SET TASK:
Give the data again exactly as written, skipping any pictures.
-- start RECORD LIST --
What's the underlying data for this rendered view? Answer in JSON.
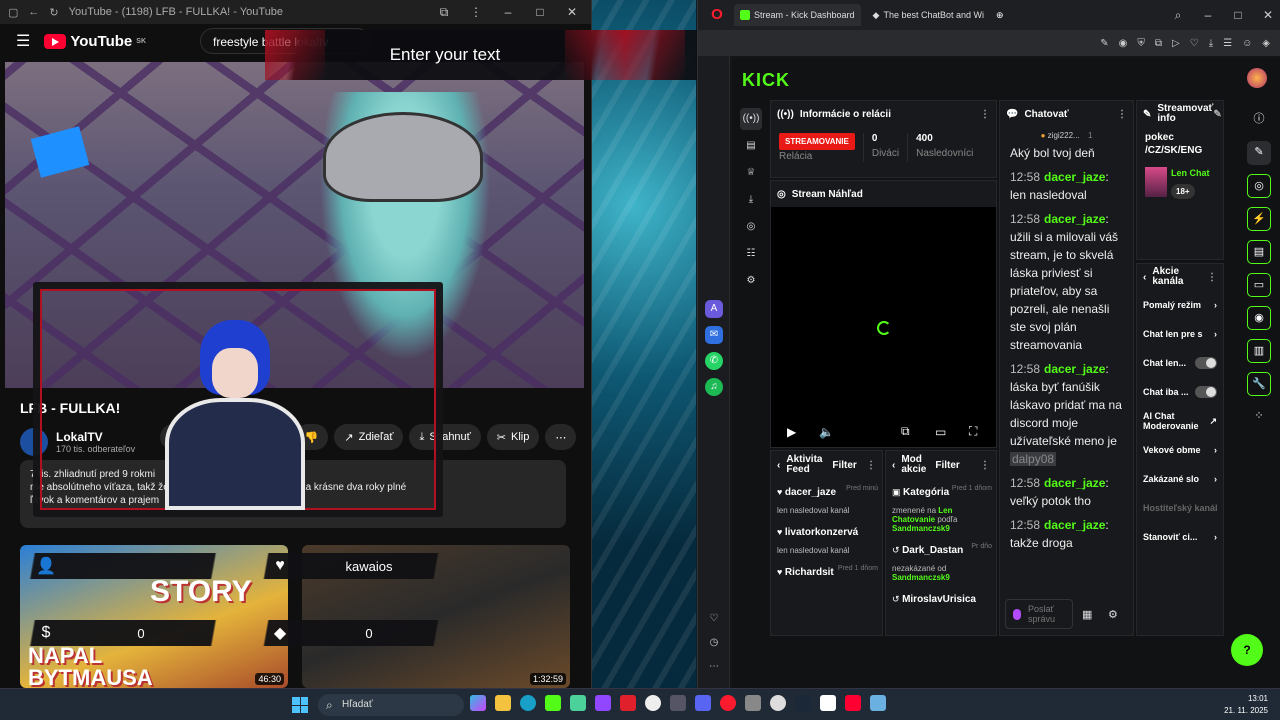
{
  "youtube": {
    "window_title": "YouTube - (1198) LFB - FULLKA! - YouTube",
    "logo_text": "YouTube",
    "logo_region": "SK",
    "search_value": "freestyle battle lokaltv",
    "video_title": "LFB - FULLKA!",
    "channel_name": "LokalTV",
    "channel_subs": "170 tis. odberateľov",
    "actions": {
      "share": "Zdieľať",
      "download": "Stiahnuť",
      "clip": "Klip"
    },
    "description_lines": [
      "7 tis. zhliadnutí  pred 9 rokmi",
      "me absolútneho víťaza, takž                              že, ako to celé dopadlo! Ďakuje za krásne dva roky plné",
      "ľávok a komentárov a prajem"
    ],
    "thumbs": [
      {
        "title_top": "STORY",
        "title_bottom": "NAPAL BYTMAUSA",
        "duration": "46:30"
      },
      {
        "duration": "1:32:59"
      }
    ]
  },
  "overlay": {
    "text_left": "Enter your text",
    "text_right": "Enter your text",
    "bar1_value": "",
    "bar2_value": "kawaios",
    "bar3_value": "0",
    "bar4_value": "0"
  },
  "kick": {
    "tabs": [
      "Stream - Kick Dashboard",
      "The best ChatBot and Wi"
    ],
    "logo": "KICK",
    "info_panel": {
      "title": "Informácie o relácii",
      "badge": "STREAMOVANIE",
      "badge_label": "Relácia",
      "viewers": "0",
      "viewers_label": "Diváci",
      "followers": "400",
      "followers_label": "Nasledovníci"
    },
    "preview_title": "Stream Náhľad",
    "chat": {
      "title": "Chatovať",
      "pinned": "zigi222...",
      "pinned_count": "1",
      "first_line": "Aký bol tvoj deň",
      "messages": [
        {
          "time": "12:58",
          "user": "dacer_jaze",
          "text": "len nasledoval"
        },
        {
          "time": "12:58",
          "user": "dacer_jaze",
          "text": "užili si a milovali váš stream, je to skvelá láska priviesť si priateľov, aby sa pozreli, ale nenašli ste svoj plán streamovania"
        },
        {
          "time": "12:58",
          "user": "dacer_jaze",
          "text": "láska byť fanúšik láskavo pridať ma na discord moje užívateľské meno je",
          "highlight": "dalpy08"
        },
        {
          "time": "12:58",
          "user": "dacer_jaze",
          "text": "veľký potok tho"
        },
        {
          "time": "12:58",
          "user": "dacer_jaze",
          "text": "takže droga"
        }
      ],
      "input_placeholder": "Poslať správu"
    },
    "activity": {
      "title": "Aktivita Feed",
      "filter": "Filter",
      "items": [
        {
          "name": "dacer_jaze",
          "time": "Pred minú",
          "sub": "len nasledoval kanál"
        },
        {
          "name": "livatorkonzervá",
          "time": "",
          "sub": "len nasledoval kanál"
        },
        {
          "name": "Richardsit",
          "time": "Pred 1 dňom",
          "sub": ""
        }
      ]
    },
    "mod": {
      "title": "Mod akcie",
      "filter": "Filter",
      "items": [
        {
          "name": "Kategória",
          "time": "Pred 1 dňom",
          "sub": "zmenené na",
          "green": "Len Chatovanie",
          "sub2": "podľa",
          "green2": "Sandmanczsk9"
        },
        {
          "name": "Dark_Dastan",
          "time": "Pr dňo",
          "sub": "nezakázané od",
          "green": "",
          "sub2": "",
          "green2": "Sandmanczsk9"
        },
        {
          "name": "MiroslavUrisica",
          "time": "",
          "sub": "",
          "green": "",
          "sub2": "",
          "green2": ""
        }
      ]
    },
    "stream_info": {
      "title": "Streamovať info",
      "body": "pokec /CZ/SK/ENG",
      "category": "Len Chat",
      "badge": "18+"
    },
    "channel_actions": {
      "title": "Akcie kanála",
      "items": [
        {
          "label": "Pomalý režim",
          "kind": "arrow"
        },
        {
          "label": "Chat len pre s",
          "kind": "arrow"
        },
        {
          "label": "Chat len...",
          "kind": "toggle"
        },
        {
          "label": "Chat iba ...",
          "kind": "toggle"
        },
        {
          "label": "AI Chat Moderovanie",
          "kind": "link"
        },
        {
          "label": "Vekové obme",
          "kind": "arrow"
        },
        {
          "label": "Zakázané slo",
          "kind": "arrow"
        },
        {
          "label": "Hostiteľský kanál",
          "kind": "dim"
        },
        {
          "label": "Stanoviť ci...",
          "kind": "arrow"
        }
      ]
    }
  },
  "taskbar": {
    "search": "Hľadať",
    "time": "13:01",
    "date": "21. 11. 2025"
  },
  "colors": {
    "kick_green": "#53fc18",
    "youtube_red": "#ff0033",
    "stream_red": "#e91916"
  }
}
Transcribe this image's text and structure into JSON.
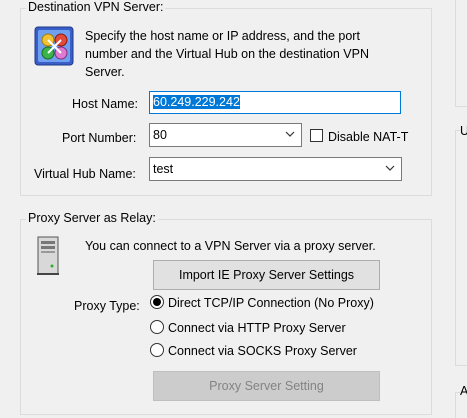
{
  "vpn": {
    "legend": "Destination VPN Server:",
    "description": "Specify the host name or IP address, and the port number and the Virtual Hub on the destination VPN Server.",
    "host_label": "Host Name:",
    "host_value": "60.249.229.242",
    "port_label": "Port Number:",
    "port_value": "80",
    "disable_natt_label": "Disable NAT-T",
    "disable_natt_checked": false,
    "hub_label": "Virtual Hub Name:",
    "hub_value": "test"
  },
  "proxy": {
    "legend": "Proxy Server as Relay:",
    "description": "You can connect to a VPN Server via a proxy server.",
    "import_button": "Import IE Proxy Server Settings",
    "type_label": "Proxy Type:",
    "options": [
      {
        "label": "Direct TCP/IP Connection (No Proxy)",
        "selected": true
      },
      {
        "label": "Connect via HTTP Proxy Server",
        "selected": false
      },
      {
        "label": "Connect via SOCKS Proxy Server",
        "selected": false
      }
    ],
    "setting_button": "Proxy Server Setting"
  },
  "right_panel": {
    "partial_letter_1": "U",
    "partial_letter_2": "A"
  },
  "colors": {
    "selection_highlight": "#0078d7",
    "focus_border": "#0078d7"
  }
}
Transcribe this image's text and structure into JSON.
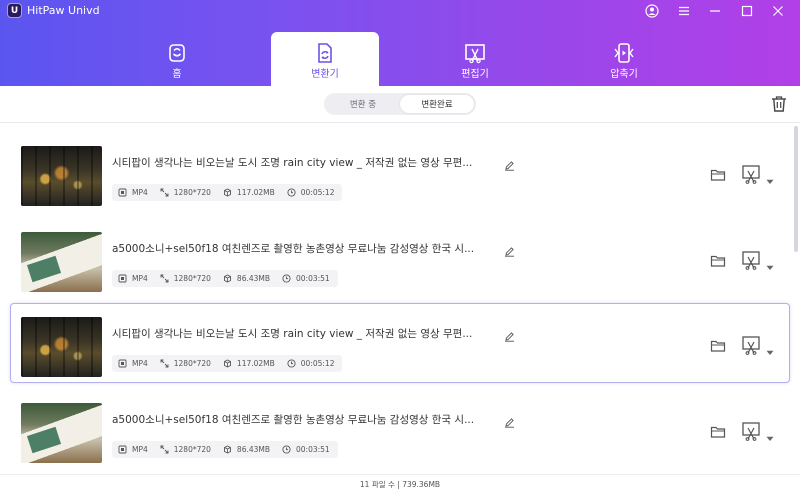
-- end RECORD LIST --
EXERCISE ANSWER:
What's the underlying data for this rendered view? Answer in JSON.
{
  "youtube": {
    "window_title": "YouTube - (1198) LFB - FULLKA! - YouTube",
    "logo_text": "YouTube",
    "logo_region": "SK",
    "search_value": "freestyle battle lokaltv",
    "video_title": "LFB - FULLKA!",
    "channel_name": "LokalTV",
    "channel_subs": "170 tis. odberateľov",
    "actions": {
      "share": "Zdieľať",
      "download": "Stiahnuť",
      "clip": "Klip"
    },
    "description_lines": [
      "7 tis. zhliadnutí  pred 9 rokmi",
      "me absolútneho víťaza, takž                              že, ako to celé dopadlo! Ďakuje za krásne dva roky plné",
      "ľávok a komentárov a prajem"
    ],
    "thumbs": [
      {
        "title_top": "STORY",
        "title_bottom": "NAPAL BYTMAUSA",
        "duration": "46:30"
      },
      {
        "duration": "1:32:59"
      }
    ]
  },
  "overlay": {
    "text_left": "Enter your text",
    "text_right": "Enter your text",
    "bar1_value": "",
    "bar2_value": "kawaios",
    "bar3_value": "0",
    "bar4_value": "0"
  },
  "kick": {
    "tabs": [
      "Stream - Kick Dashboard",
      "The best ChatBot and Wi"
    ],
    "logo": "KICK",
    "info_panel": {
      "title": "Informácie o relácii",
      "badge": "STREAMOVANIE",
      "badge_label": "Relácia",
      "viewers": "0",
      "viewers_label": "Diváci",
      "followers": "400",
      "followers_label": "Nasledovníci"
    },
    "preview_title": "Stream Náhľad",
    "chat": {
      "title": "Chatovať",
      "pinned": "zigi222...",
      "pinned_count": "1",
      "first_line": "Aký bol tvoj deň",
      "messages": [
        {
          "time": "12:58",
          "user": "dacer_jaze",
          "text": "len nasledoval"
        },
        {
          "time": "12:58",
          "user": "dacer_jaze",
          "text": "užili si a milovali váš stream, je to skvelá láska priviesť si priateľov, aby sa pozreli, ale nenašli ste svoj plán streamovania"
        },
        {
          "time": "12:58",
          "user": "dacer_jaze",
          "text": "láska byť fanúšik láskavo pridať ma na discord moje užívateľské meno je",
          "highlight": "dalpy08"
        },
        {
          "time": "12:58",
          "user": "dacer_jaze",
          "text": "veľký potok tho"
        },
        {
          "time": "12:58",
          "user": "dacer_jaze",
          "text": "takže droga"
        }
      ],
      "input_placeholder": "Poslať správu"
    },
    "activity": {
      "title": "Aktivita Feed",
      "filter": "Filter",
      "items": [
        {
          "name": "dacer_jaze",
          "time": "Pred minú",
          "sub": "len nasledoval kanál"
        },
        {
          "name": "livatorkonzervá",
          "time": "",
          "sub": "len nasledoval kanál"
        },
        {
          "name": "Richardsit",
          "time": "Pred 1 dňom",
          "sub": ""
        }
      ]
    },
    "mod": {
      "title": "Mod akcie",
      "filter": "Filter",
      "items": [
        {
          "name": "Kategória",
          "time": "Pred 1 dňom",
          "sub": "zmenené na",
          "green": "Len Chatovanie",
          "sub2": "podľa",
          "green2": "Sandmanczsk9"
        },
        {
          "name": "Dark_Dastan",
          "time": "Pr dňo",
          "sub": "nezakázané od",
          "green": "",
          "sub2": "",
          "green2": "Sandmanczsk9"
        },
        {
          "name": "MiroslavUrisica",
          "time": "",
          "sub": "",
          "green": "",
          "sub2": "",
          "green2": ""
        }
      ]
    },
    "stream_info": {
      "title": "Streamovať info",
      "body": "pokec /CZ/SK/ENG",
      "category": "Len Chat",
      "badge": "18+"
    },
    "channel_actions": {
      "title": "Akcie kanála",
      "items": [
        {
          "label": "Pomalý režim",
          "kind": "arrow"
        },
        {
          "label": "Chat len pre s",
          "kind": "arrow"
        },
        {
          "label": "Chat len...",
          "kind": "toggle"
        },
        {
          "label": "Chat iba ...",
          "kind": "toggle"
        },
        {
          "label": "AI Chat Moderovanie",
          "kind": "link"
        },
        {
          "label": "Vekové obme",
          "kind": "arrow"
        },
        {
          "label": "Zakázané slo",
          "kind": "arrow"
        },
        {
          "label": "Hostiteľský kanál",
          "kind": "dim"
        },
        {
          "label": "Stanoviť ci...",
          "kind": "arrow"
        }
      ]
    }
  },
  "taskbar": {
    "search": "Hľadať",
    "time": "13:01",
    "date": "21. 11. 2025"
  },
  "colors": {
    "kick_green": "#53fc18",
    "youtube_red": "#ff0033",
    "stream_red": "#e91916"
  }
}
Transcribe this image's text and structure into JSON.
{
  "vpn": {
    "legend": "Destination VPN Server:",
    "description": "Specify the host name or IP address, and the port number and the Virtual Hub on the destination VPN Server.",
    "host_label": "Host Name:",
    "host_value": "60.249.229.242",
    "port_label": "Port Number:",
    "port_value": "80",
    "disable_natt_label": "Disable NAT-T",
    "disable_natt_checked": false,
    "hub_label": "Virtual Hub Name:",
    "hub_value": "test"
  },
  "proxy": {
    "legend": "Proxy Server as Relay:",
    "description": "You can connect to a VPN Server via a proxy server.",
    "import_button": "Import IE Proxy Server Settings",
    "type_label": "Proxy Type:",
    "options": [
      {
        "label": "Direct TCP/IP Connection (No Proxy)",
        "selected": true
      },
      {
        "label": "Connect via HTTP Proxy Server",
        "selected": false
      },
      {
        "label": "Connect via SOCKS Proxy Server",
        "selected": false
      }
    ],
    "setting_button": "Proxy Server Setting"
  },
  "right_panel": {
    "partial_letter_1": "U",
    "partial_letter_2": "A"
  },
  "colors": {
    "selection_highlight": "#0078d7",
    "focus_border": "#0078d7"
  }
}
Transcribe this image's text and structure into JSON.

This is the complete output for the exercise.